--- Exercise instructions ---
Scan the entries below and extract each line with the word "эксплуатация" in it.

━━━ Data for this exercise

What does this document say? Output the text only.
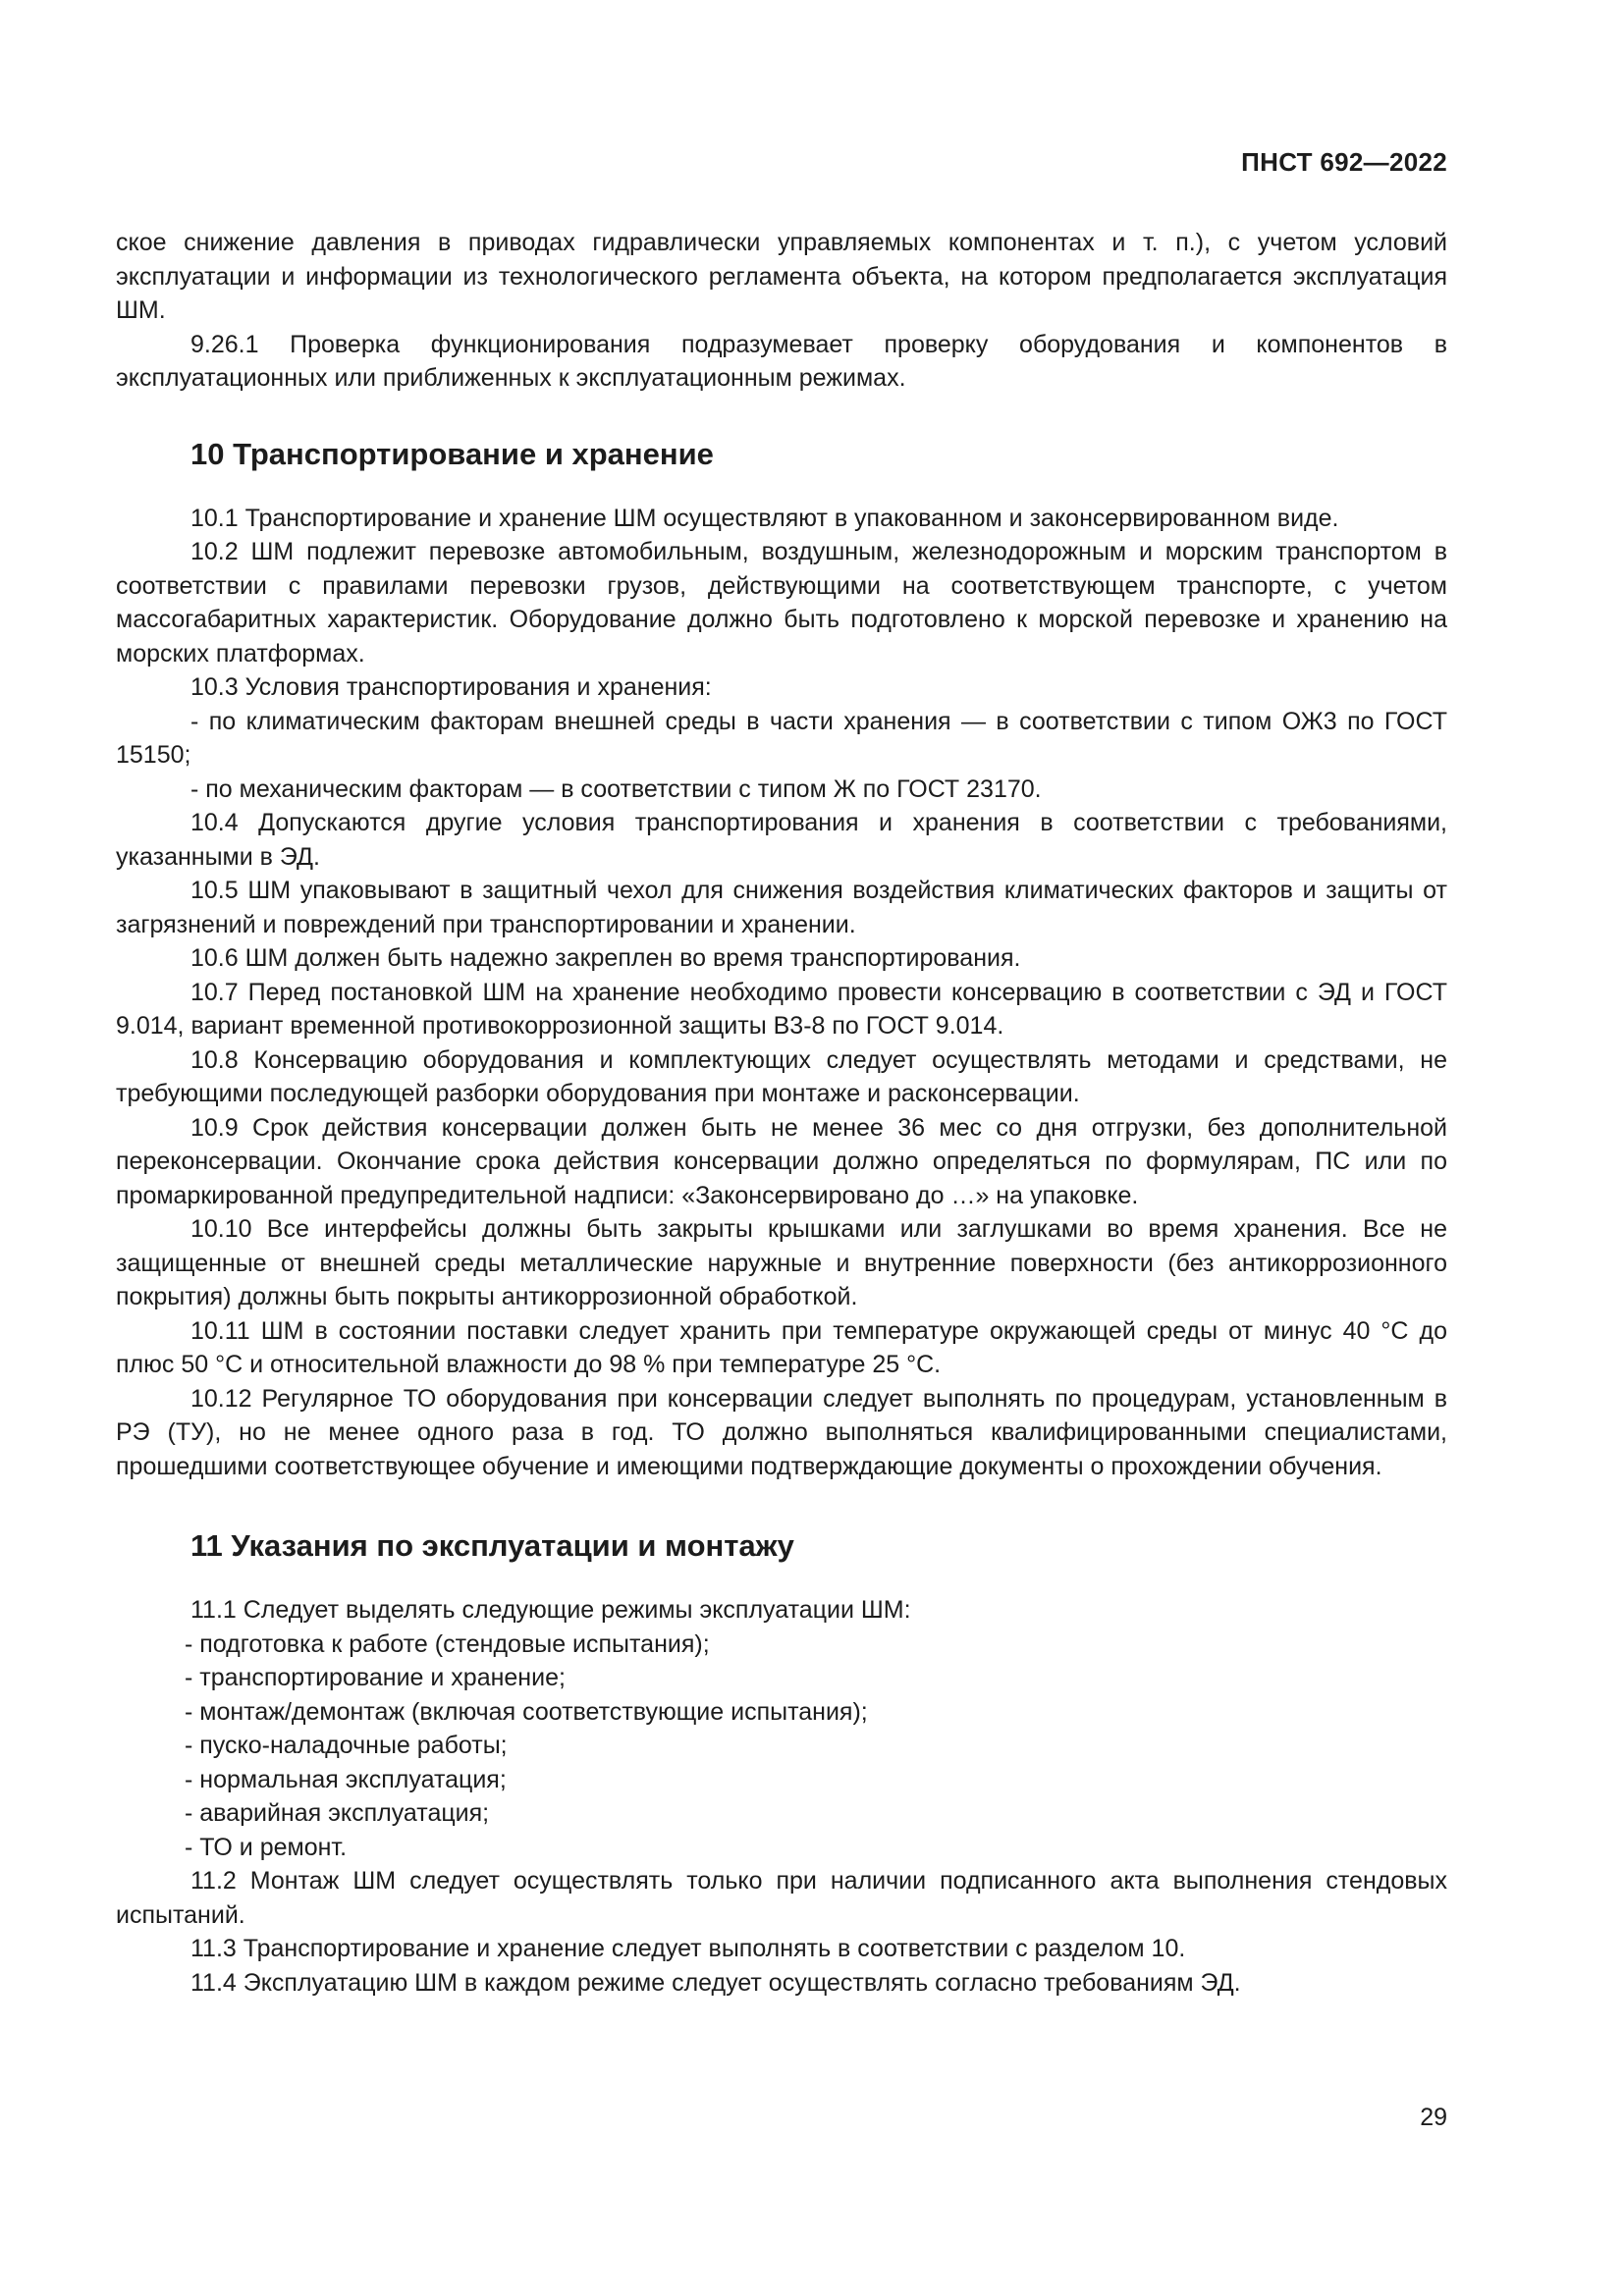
ПНСТ 692—2022

ское снижение давления в приводах гидравлически управляемых компонентах и т. п.), с учетом условий эксплуатации и информации из технологического регламента объекта, на котором предполагается эксплуатация ШМ.

9.26.1 Проверка функционирования подразумевает проверку оборудования и компонентов в эксплуатационных или приближенных к эксплуатационным режимах.

10 Транспортирование и хранение

10.1 Транспортирование и хранение ШМ осуществляют в упакованном и законсервированном виде.

10.2 ШМ подлежит перевозке автомобильным, воздушным, железнодорожным и морским транспортом в соответствии с правилами перевозки грузов, действующими на соответствующем транспорте, с учетом массогабаритных характеристик. Оборудование должно быть подготовлено к морской перевозке и хранению на морских платформах.

10.3 Условия транспортирования и хранения:

- по климатическим факторам внешней среды в части хранения — в соответствии с типом ОЖ3 по ГОСТ 15150;

- по механическим факторам — в соответствии с типом Ж по ГОСТ 23170.

10.4 Допускаются другие условия транспортирования и хранения в соответствии с требованиями, указанными в ЭД.

10.5 ШМ упаковывают в защитный чехол для снижения воздействия климатических факторов и защиты от загрязнений и повреждений при транспортировании и хранении.

10.6 ШМ должен быть надежно закреплен во время транспортирования.

10.7 Перед постановкой ШМ на хранение необходимо провести консервацию в соответствии с ЭД и ГОСТ 9.014, вариант временной противокоррозионной защиты В3-8 по ГОСТ 9.014.

10.8 Консервацию оборудования и комплектующих следует осуществлять методами и средствами, не требующими последующей разборки оборудования при монтаже и расконсервации.

10.9 Срок действия консервации должен быть не менее 36 мес со дня отгрузки, без дополнительной переконсервации. Окончание срока действия консервации должно определяться по формулярам, ПС или по промаркированной предупредительной надписи: «Законсервировано до …» на упаковке.

10.10 Все интерфейсы должны быть закрыты крышками или заглушками во время хранения. Все не защищенные от внешней среды металлические наружные и внутренние поверхности (без антикоррозионного покрытия) должны быть покрыты антикоррозионной обработкой.

10.11 ШМ в состоянии поставки следует хранить при температуре окружающей среды от минус 40 °С до плюс 50 °С и относительной влажности до 98 % при температуре 25 °С.

10.12 Регулярное ТО оборудования при консервации следует выполнять по процедурам, установленным в РЭ (ТУ), но не менее одного раза в год. ТО должно выполняться квалифицированными специалистами, прошедшими соответствующее обучение и имеющими подтверждающие документы о прохождении обучения.

11 Указания по эксплуатации и монтажу

11.1 Следует выделять следующие режимы эксплуатации ШМ:

- подготовка к работе (стендовые испытания);

- транспортирование и хранение;

- монтаж/демонтаж (включая соответствующие испытания);

- пуско-наладочные работы;

- нормальная эксплуатация;

- аварийная эксплуатация;

- ТО и ремонт.

11.2 Монтаж ШМ следует осуществлять только при наличии подписанного акта выполнения стендовых испытаний.

11.3 Транспортирование и хранение следует выполнять в соответствии с разделом 10.

11.4 Эксплуатацию ШМ в каждом режиме следует осуществлять согласно требованиям ЭД.

29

━━━━━━

--- Solution for this exercise ---
ское снижение давления в приводах гидравлически управляемых компонентах и т. п.), с учетом условий эксплуатации и информации из технологического регламента объекта, на котором предполагается эксплуатация ШМ.
- нормальная эксплуатация;
- аварийная эксплуатация;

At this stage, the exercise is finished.